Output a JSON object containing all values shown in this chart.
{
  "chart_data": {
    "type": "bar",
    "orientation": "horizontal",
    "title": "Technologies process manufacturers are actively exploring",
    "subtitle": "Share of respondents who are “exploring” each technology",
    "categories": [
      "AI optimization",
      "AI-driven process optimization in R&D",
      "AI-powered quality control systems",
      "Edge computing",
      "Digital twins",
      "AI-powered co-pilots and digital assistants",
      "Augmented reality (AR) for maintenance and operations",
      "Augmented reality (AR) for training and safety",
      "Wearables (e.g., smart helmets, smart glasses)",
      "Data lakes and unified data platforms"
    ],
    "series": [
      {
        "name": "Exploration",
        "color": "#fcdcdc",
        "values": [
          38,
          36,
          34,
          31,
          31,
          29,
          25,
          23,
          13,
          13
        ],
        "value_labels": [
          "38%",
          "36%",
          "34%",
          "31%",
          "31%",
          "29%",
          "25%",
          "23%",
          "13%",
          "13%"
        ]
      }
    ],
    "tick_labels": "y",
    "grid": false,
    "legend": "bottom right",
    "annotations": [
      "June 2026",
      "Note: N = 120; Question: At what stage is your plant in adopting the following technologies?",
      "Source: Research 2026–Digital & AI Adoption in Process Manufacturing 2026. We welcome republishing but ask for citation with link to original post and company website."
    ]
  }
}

##########

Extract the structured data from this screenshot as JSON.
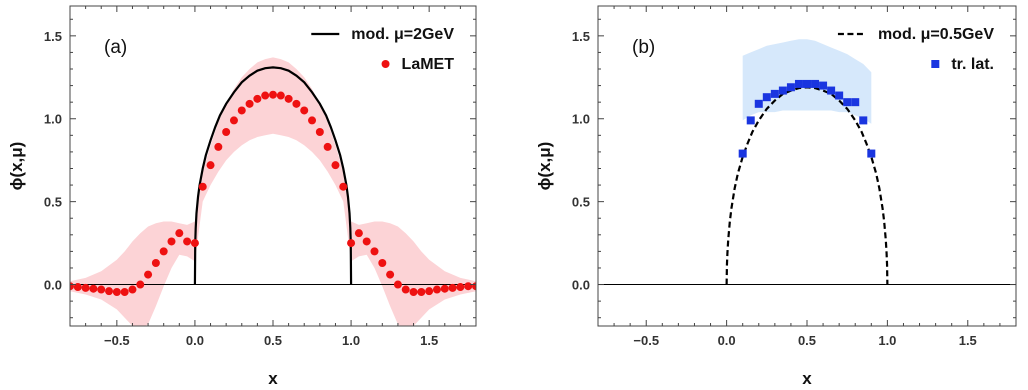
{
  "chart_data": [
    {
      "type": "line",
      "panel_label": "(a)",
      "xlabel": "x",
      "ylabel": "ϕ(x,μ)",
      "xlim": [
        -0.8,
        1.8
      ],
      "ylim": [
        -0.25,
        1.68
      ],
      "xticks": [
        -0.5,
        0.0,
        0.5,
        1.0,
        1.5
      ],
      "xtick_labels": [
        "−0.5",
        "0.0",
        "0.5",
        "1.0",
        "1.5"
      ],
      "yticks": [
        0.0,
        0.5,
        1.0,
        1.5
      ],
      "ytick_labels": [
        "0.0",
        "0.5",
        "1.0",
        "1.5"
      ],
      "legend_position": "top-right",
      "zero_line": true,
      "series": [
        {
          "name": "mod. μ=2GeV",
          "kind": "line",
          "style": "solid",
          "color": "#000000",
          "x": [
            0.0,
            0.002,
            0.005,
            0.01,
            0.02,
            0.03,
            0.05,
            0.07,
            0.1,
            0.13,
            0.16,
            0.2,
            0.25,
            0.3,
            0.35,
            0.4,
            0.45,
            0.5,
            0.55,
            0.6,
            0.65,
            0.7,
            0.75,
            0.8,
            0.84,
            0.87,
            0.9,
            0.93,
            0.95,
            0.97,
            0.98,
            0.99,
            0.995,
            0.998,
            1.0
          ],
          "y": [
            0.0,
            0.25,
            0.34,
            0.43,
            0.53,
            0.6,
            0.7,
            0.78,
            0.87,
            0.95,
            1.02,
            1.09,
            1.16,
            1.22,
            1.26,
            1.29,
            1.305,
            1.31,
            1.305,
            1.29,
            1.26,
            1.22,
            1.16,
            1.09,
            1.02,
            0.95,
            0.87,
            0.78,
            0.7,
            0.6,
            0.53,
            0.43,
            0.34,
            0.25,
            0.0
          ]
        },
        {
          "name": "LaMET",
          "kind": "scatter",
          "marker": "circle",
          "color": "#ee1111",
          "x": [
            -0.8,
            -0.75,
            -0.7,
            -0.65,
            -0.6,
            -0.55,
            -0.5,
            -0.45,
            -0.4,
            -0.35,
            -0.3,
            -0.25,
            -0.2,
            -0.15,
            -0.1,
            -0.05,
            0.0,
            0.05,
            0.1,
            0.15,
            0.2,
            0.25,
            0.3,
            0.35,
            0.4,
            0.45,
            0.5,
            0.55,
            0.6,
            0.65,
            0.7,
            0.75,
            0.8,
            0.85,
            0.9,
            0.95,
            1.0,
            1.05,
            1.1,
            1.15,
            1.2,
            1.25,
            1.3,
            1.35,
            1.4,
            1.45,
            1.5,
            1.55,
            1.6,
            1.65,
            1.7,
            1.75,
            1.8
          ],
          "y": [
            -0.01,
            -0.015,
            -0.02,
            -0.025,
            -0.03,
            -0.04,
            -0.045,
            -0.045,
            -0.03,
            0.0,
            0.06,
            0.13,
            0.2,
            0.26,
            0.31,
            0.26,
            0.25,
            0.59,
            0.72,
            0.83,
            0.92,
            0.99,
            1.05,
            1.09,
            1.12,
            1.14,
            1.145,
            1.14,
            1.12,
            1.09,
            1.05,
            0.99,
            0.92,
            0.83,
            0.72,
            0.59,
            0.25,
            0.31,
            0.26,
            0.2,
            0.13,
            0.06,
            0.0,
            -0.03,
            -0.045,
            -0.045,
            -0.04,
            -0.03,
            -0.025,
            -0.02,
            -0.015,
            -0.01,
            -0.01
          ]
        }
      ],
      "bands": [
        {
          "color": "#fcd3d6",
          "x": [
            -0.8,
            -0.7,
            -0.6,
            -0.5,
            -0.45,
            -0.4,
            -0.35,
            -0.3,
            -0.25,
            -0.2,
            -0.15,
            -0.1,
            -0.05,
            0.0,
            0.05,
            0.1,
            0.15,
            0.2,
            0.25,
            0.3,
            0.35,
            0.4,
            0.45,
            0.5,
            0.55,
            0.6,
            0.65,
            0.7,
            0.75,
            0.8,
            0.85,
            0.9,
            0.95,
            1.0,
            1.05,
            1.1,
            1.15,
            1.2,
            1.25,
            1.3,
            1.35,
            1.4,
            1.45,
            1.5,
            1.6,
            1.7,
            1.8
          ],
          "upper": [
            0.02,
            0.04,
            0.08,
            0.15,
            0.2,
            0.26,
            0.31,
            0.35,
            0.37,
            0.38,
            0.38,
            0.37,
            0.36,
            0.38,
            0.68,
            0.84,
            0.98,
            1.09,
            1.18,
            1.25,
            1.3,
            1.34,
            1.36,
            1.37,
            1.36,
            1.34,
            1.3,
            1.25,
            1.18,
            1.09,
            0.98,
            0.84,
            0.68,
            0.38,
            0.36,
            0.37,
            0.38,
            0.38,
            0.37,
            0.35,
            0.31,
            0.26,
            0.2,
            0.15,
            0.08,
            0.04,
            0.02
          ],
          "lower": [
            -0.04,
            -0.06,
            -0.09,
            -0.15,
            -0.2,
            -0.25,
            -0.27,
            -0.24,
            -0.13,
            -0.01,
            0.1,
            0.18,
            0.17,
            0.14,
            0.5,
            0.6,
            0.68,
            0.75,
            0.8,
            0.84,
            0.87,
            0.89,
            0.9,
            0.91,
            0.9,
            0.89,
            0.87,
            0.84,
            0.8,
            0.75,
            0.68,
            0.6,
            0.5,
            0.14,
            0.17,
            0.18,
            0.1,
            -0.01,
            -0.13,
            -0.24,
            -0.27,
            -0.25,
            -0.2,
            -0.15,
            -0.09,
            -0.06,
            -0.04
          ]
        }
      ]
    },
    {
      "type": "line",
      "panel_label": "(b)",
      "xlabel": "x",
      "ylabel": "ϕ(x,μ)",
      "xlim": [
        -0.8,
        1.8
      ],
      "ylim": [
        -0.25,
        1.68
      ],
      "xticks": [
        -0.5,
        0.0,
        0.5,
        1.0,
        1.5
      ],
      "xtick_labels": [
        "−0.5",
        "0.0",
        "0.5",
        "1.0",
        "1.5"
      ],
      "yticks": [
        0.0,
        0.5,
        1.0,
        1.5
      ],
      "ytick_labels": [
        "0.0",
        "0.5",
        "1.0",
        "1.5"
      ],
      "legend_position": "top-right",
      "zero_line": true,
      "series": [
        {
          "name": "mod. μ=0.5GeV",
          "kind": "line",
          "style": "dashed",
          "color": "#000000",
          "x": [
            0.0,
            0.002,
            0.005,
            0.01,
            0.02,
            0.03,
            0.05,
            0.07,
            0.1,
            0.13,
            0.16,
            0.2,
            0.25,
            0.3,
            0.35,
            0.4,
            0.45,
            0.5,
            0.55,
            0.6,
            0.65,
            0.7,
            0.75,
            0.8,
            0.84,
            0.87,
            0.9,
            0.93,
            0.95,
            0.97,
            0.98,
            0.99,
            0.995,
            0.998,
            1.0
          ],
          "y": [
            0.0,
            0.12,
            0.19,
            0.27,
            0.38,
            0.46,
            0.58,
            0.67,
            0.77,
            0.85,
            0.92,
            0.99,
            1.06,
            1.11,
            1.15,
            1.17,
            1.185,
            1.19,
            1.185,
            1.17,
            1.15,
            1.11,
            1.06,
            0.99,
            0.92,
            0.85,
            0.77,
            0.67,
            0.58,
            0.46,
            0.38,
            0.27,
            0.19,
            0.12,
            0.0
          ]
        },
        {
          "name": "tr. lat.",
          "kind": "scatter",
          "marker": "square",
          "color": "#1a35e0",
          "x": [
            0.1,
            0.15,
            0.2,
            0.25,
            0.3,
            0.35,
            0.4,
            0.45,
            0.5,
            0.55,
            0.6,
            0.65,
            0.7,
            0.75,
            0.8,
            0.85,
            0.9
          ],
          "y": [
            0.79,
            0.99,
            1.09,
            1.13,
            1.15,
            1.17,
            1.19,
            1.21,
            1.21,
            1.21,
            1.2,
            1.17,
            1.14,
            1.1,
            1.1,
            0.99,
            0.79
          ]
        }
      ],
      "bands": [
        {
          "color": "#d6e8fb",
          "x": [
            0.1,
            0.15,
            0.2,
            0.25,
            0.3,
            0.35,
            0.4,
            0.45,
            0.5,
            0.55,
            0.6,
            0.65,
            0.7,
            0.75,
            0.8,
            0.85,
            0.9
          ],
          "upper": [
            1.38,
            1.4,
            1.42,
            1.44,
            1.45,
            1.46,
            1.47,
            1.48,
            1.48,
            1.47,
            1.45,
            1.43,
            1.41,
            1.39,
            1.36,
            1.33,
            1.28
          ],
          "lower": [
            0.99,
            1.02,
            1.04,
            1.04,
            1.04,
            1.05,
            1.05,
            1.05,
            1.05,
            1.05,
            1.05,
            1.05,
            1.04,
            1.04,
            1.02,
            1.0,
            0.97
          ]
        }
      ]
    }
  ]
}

##########

◆ **GIVEN EXERCISE**
Report the number of lines that include the string "color"; return nothing but the count.

◆ **THE COMPLETED TASK**
7